◆ Exercise objective
Summarize the text below on listed buildings in Norton-on-Derwent in two sentences.

= Listed buildings in Norton-on-Derwent =

Norton-on-Derwent is a civil parish in the county of North Yorkshire, England. It contains 20 listed buildings that are recorded in the National Heritage List for England. All the listed buildings are designated at Grade II, the lowest of the three grades, which is applied to "buildings of national importance and special interest". The parish contains the town of Norton-on-Derwent and the surrounding area. All the listed buildings are in the town, and most are houses, cottages and associated structures. The other listed buildings include a barn, a railway station, a former police station, a church and a shop.

◆ Data section
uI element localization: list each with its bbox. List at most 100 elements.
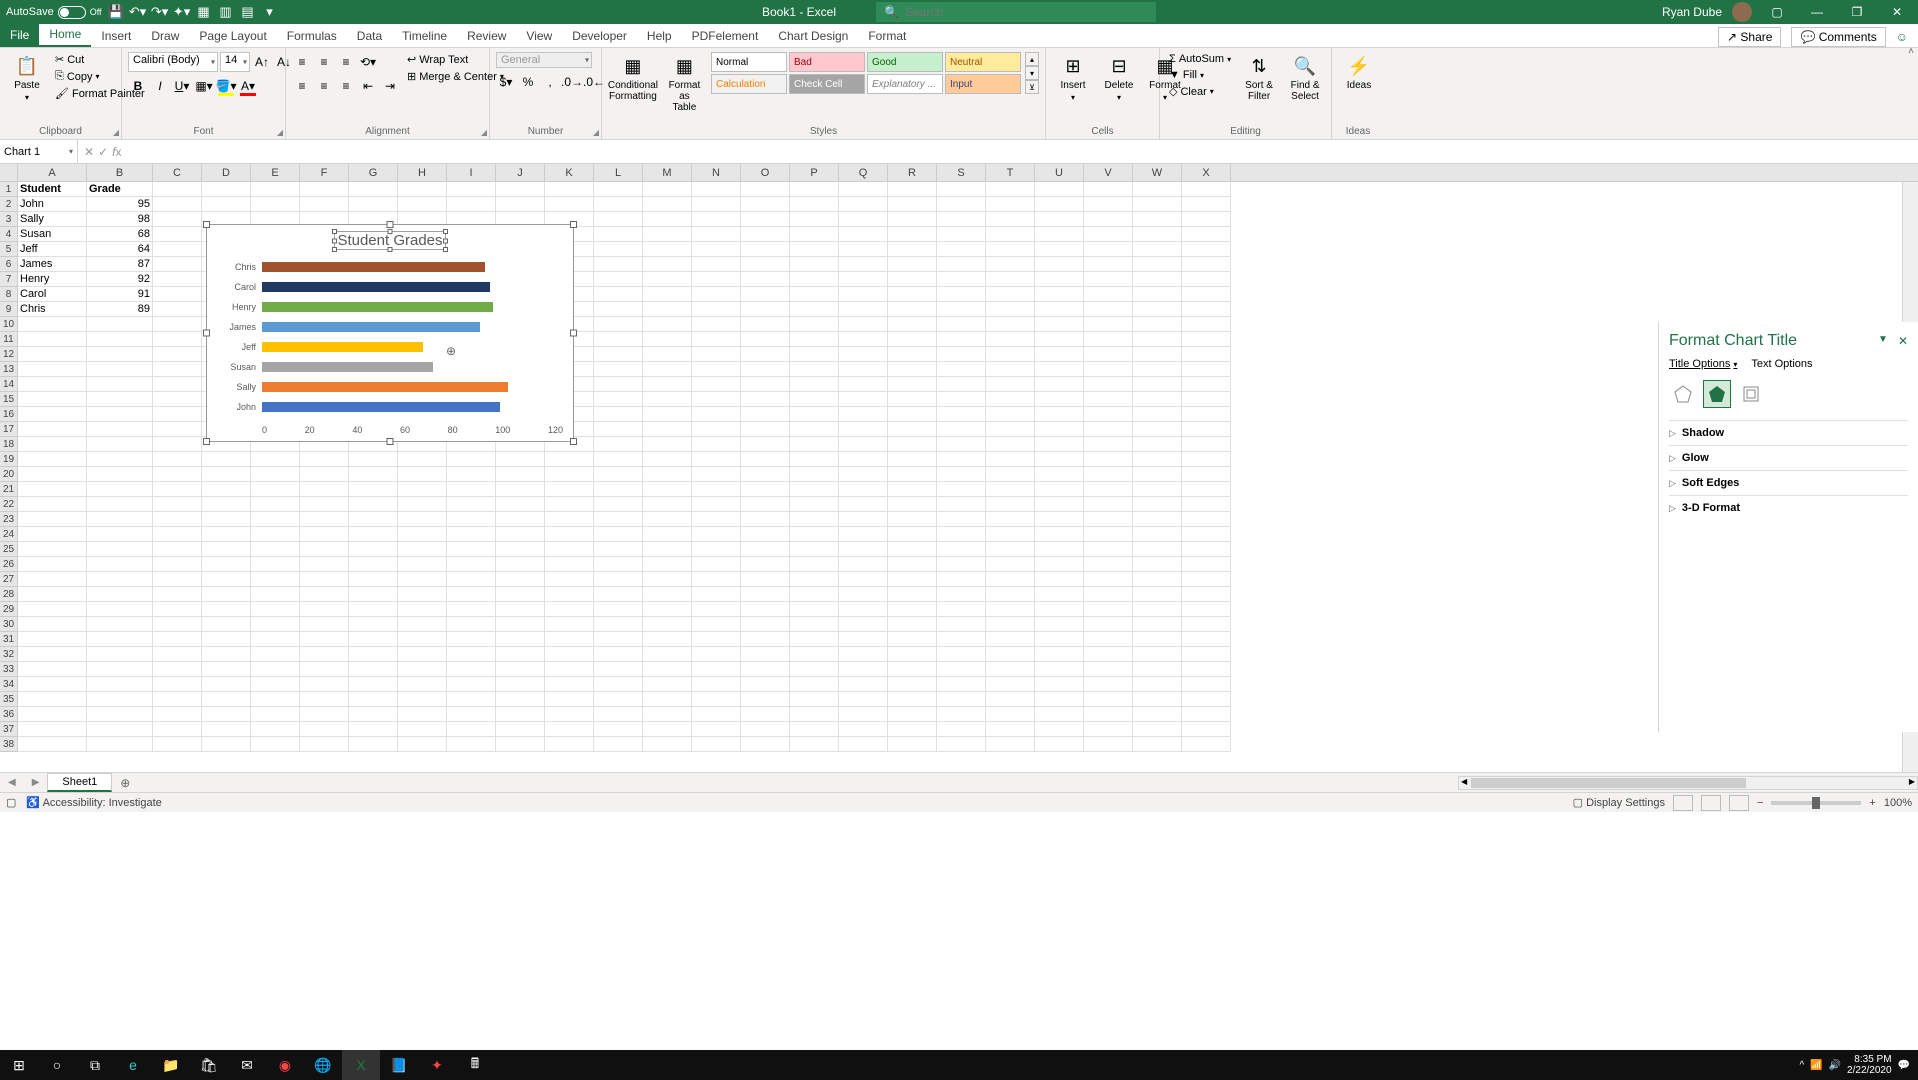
cell[interactable] <box>545 602 594 617</box>
cell[interactable] <box>496 692 545 707</box>
cell[interactable] <box>496 527 545 542</box>
pane-dropdown-icon[interactable]: ▼ <box>1878 334 1888 348</box>
cell-style-input[interactable]: Input <box>945 74 1021 94</box>
cell[interactable] <box>643 617 692 632</box>
align-bottom-icon[interactable]: ≡ <box>336 52 356 72</box>
cell[interactable] <box>643 482 692 497</box>
cell[interactable] <box>1182 197 1231 212</box>
cell[interactable] <box>741 467 790 482</box>
cell[interactable] <box>1084 392 1133 407</box>
cell[interactable] <box>1182 362 1231 377</box>
cell[interactable] <box>447 587 496 602</box>
column-header[interactable]: N <box>692 164 741 181</box>
delete-cells-button[interactable]: ⊟Delete▾ <box>1098 52 1140 104</box>
cell[interactable] <box>1035 482 1084 497</box>
normal-view-button[interactable] <box>1673 795 1693 811</box>
cell[interactable] <box>937 587 986 602</box>
cell[interactable] <box>153 287 202 302</box>
cell[interactable] <box>594 182 643 197</box>
pane-close-icon[interactable]: ✕ <box>1898 334 1908 348</box>
cell[interactable] <box>18 422 87 437</box>
row-header[interactable]: 27 <box>0 572 18 587</box>
cell[interactable] <box>545 692 594 707</box>
cell[interactable] <box>888 497 937 512</box>
cell[interactable] <box>1084 257 1133 272</box>
cell[interactable] <box>594 512 643 527</box>
cell[interactable] <box>986 587 1035 602</box>
search-input[interactable] <box>905 5 1148 19</box>
cell[interactable] <box>937 647 986 662</box>
cell[interactable] <box>1035 242 1084 257</box>
cell[interactable] <box>1084 677 1133 692</box>
cell[interactable] <box>87 737 153 752</box>
cell[interactable] <box>888 557 937 572</box>
cell[interactable] <box>790 392 839 407</box>
cell[interactable] <box>202 497 251 512</box>
cell[interactable] <box>839 422 888 437</box>
cell[interactable] <box>202 482 251 497</box>
cell[interactable] <box>839 737 888 752</box>
cell[interactable] <box>692 332 741 347</box>
cell[interactable] <box>986 452 1035 467</box>
cell[interactable] <box>1133 722 1182 737</box>
cell[interactable] <box>1035 512 1084 527</box>
cell[interactable] <box>1133 422 1182 437</box>
cell[interactable] <box>1182 482 1231 497</box>
cell[interactable] <box>1133 272 1182 287</box>
cell[interactable] <box>153 182 202 197</box>
cell[interactable] <box>398 677 447 692</box>
cell[interactable] <box>153 212 202 227</box>
cell[interactable] <box>1035 302 1084 317</box>
cell[interactable] <box>937 557 986 572</box>
cell[interactable] <box>937 677 986 692</box>
cell[interactable] <box>839 632 888 647</box>
cell[interactable] <box>1035 647 1084 662</box>
zoom-slider[interactable] <box>1771 801 1861 805</box>
cell[interactable] <box>643 272 692 287</box>
cell[interactable] <box>1035 437 1084 452</box>
cell[interactable] <box>545 542 594 557</box>
app-icon-3[interactable]: ✦ <box>418 1050 456 1080</box>
cell[interactable] <box>87 707 153 722</box>
row-header[interactable]: 33 <box>0 662 18 677</box>
cell[interactable] <box>1182 377 1231 392</box>
cell[interactable] <box>251 197 300 212</box>
column-header[interactable]: J <box>496 164 545 181</box>
cell[interactable] <box>692 572 741 587</box>
cell[interactable] <box>202 617 251 632</box>
cell[interactable] <box>594 557 643 572</box>
cell[interactable] <box>986 482 1035 497</box>
cell[interactable] <box>594 437 643 452</box>
cell[interactable] <box>839 407 888 422</box>
cell-style-good[interactable]: Good <box>867 52 943 72</box>
cell[interactable] <box>447 707 496 722</box>
enter-formula-icon[interactable]: ✓ <box>98 145 108 159</box>
cell[interactable] <box>643 722 692 737</box>
cell[interactable] <box>888 272 937 287</box>
cell[interactable] <box>741 587 790 602</box>
cell[interactable] <box>1133 572 1182 587</box>
calculator-icon[interactable]: 🖩 <box>456 1050 494 1080</box>
cell[interactable] <box>741 362 790 377</box>
cell[interactable] <box>545 482 594 497</box>
cell[interactable] <box>937 617 986 632</box>
cell[interactable] <box>1084 602 1133 617</box>
cell[interactable] <box>643 512 692 527</box>
cell[interactable] <box>349 512 398 527</box>
cell[interactable] <box>1084 317 1133 332</box>
cell[interactable] <box>398 662 447 677</box>
cell[interactable] <box>87 452 153 467</box>
cell[interactable] <box>300 647 349 662</box>
record-macro-icon[interactable]: ▢ <box>6 796 16 809</box>
cell[interactable] <box>496 722 545 737</box>
cell[interactable] <box>839 647 888 662</box>
cell[interactable] <box>790 452 839 467</box>
cell[interactable] <box>496 452 545 467</box>
cell[interactable] <box>692 242 741 257</box>
collapse-ribbon-icon[interactable]: ˄ <box>1908 46 1914 57</box>
cell[interactable] <box>202 647 251 662</box>
cell[interactable]: John <box>18 197 87 212</box>
chart-bar[interactable] <box>262 342 423 352</box>
cell[interactable] <box>349 602 398 617</box>
cell[interactable] <box>790 527 839 542</box>
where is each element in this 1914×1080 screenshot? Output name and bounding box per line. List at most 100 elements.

◆ The reply
Norton-on-Derwent, a civil parish in North Yorkshire, England, contains 20 listed buildings recorded in the National Heritage List for England, all designated at Grade II and all located in the town. Most are houses, cottages and associated structures, and the others include a barn, a railway station, a former police station, a church and a shop.